**Problem to work on:** Carry none of the pictures over; set down the material below exactly.

Figure dataset records:
━━━━━━━━━━━━━━━━
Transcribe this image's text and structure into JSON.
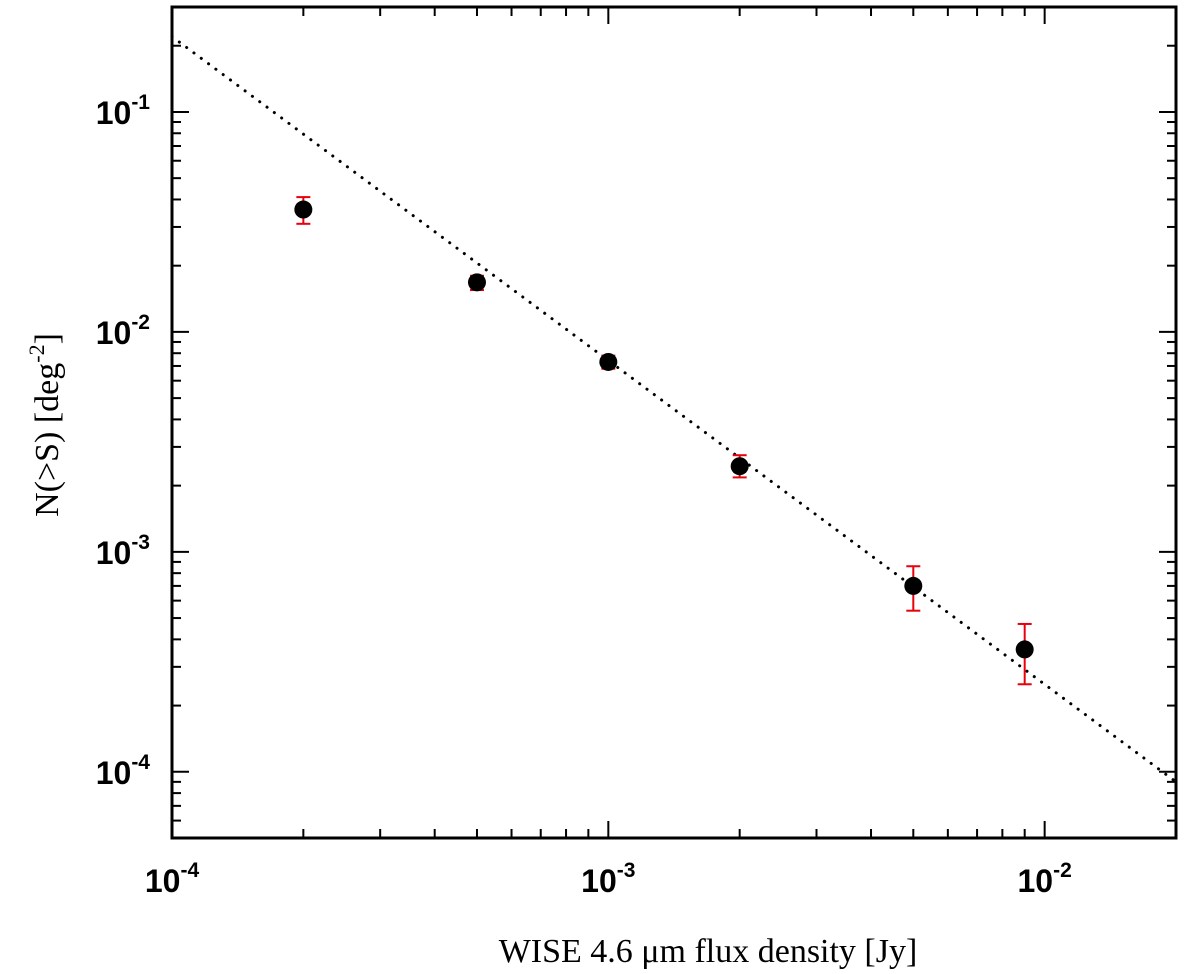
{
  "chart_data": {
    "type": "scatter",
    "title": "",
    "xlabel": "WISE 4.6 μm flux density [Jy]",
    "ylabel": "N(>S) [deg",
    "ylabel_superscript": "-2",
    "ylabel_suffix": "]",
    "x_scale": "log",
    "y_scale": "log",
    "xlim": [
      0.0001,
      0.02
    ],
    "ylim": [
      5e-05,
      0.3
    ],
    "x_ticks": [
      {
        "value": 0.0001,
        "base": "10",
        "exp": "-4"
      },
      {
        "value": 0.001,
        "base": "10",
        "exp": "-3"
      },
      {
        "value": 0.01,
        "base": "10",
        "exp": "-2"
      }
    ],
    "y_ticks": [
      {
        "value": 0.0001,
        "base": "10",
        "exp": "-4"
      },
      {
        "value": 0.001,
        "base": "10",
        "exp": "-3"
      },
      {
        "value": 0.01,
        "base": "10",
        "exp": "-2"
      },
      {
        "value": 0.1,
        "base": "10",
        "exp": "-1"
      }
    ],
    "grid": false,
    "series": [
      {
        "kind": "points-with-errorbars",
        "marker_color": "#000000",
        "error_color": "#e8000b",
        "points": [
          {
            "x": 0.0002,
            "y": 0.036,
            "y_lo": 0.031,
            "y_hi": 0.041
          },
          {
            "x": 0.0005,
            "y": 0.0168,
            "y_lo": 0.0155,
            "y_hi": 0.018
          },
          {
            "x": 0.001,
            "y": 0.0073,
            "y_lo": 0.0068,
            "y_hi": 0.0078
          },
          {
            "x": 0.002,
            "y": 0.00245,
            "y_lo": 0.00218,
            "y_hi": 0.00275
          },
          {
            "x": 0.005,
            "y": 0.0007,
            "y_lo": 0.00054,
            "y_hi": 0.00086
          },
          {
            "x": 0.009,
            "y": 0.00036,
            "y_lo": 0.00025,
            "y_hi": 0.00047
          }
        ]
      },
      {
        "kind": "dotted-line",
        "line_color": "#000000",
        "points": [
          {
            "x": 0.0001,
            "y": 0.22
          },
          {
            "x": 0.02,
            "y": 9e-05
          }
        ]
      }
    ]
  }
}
━━━━━━━━━━━━━━━━
**Completed exercise:**
Transcribe this image's text and structure into JSON.
{
  "chart_data": {
    "type": "scatter",
    "title": "",
    "xlabel": "WISE 4.6 μm flux density [Jy]",
    "ylabel": "N(>S) [deg",
    "ylabel_superscript": "-2",
    "ylabel_suffix": "]",
    "x_scale": "log",
    "y_scale": "log",
    "xlim": [
      0.0001,
      0.02
    ],
    "ylim": [
      5e-05,
      0.3
    ],
    "x_ticks": [
      {
        "value": 0.0001,
        "base": "10",
        "exp": "-4"
      },
      {
        "value": 0.001,
        "base": "10",
        "exp": "-3"
      },
      {
        "value": 0.01,
        "base": "10",
        "exp": "-2"
      }
    ],
    "y_ticks": [
      {
        "value": 0.0001,
        "base": "10",
        "exp": "-4"
      },
      {
        "value": 0.001,
        "base": "10",
        "exp": "-3"
      },
      {
        "value": 0.01,
        "base": "10",
        "exp": "-2"
      },
      {
        "value": 0.1,
        "base": "10",
        "exp": "-1"
      }
    ],
    "grid": false,
    "series": [
      {
        "kind": "points-with-errorbars",
        "marker_color": "#000000",
        "error_color": "#e8000b",
        "points": [
          {
            "x": 0.0002,
            "y": 0.036,
            "y_lo": 0.031,
            "y_hi": 0.041
          },
          {
            "x": 0.0005,
            "y": 0.0168,
            "y_lo": 0.0155,
            "y_hi": 0.018
          },
          {
            "x": 0.001,
            "y": 0.0073,
            "y_lo": 0.0068,
            "y_hi": 0.0078
          },
          {
            "x": 0.002,
            "y": 0.00245,
            "y_lo": 0.00218,
            "y_hi": 0.00275
          },
          {
            "x": 0.005,
            "y": 0.0007,
            "y_lo": 0.00054,
            "y_hi": 0.00086
          },
          {
            "x": 0.009,
            "y": 0.00036,
            "y_lo": 0.00025,
            "y_hi": 0.00047
          }
        ]
      },
      {
        "kind": "dotted-line",
        "line_color": "#000000",
        "points": [
          {
            "x": 0.0001,
            "y": 0.22
          },
          {
            "x": 0.02,
            "y": 9e-05
          }
        ]
      }
    ]
  }
}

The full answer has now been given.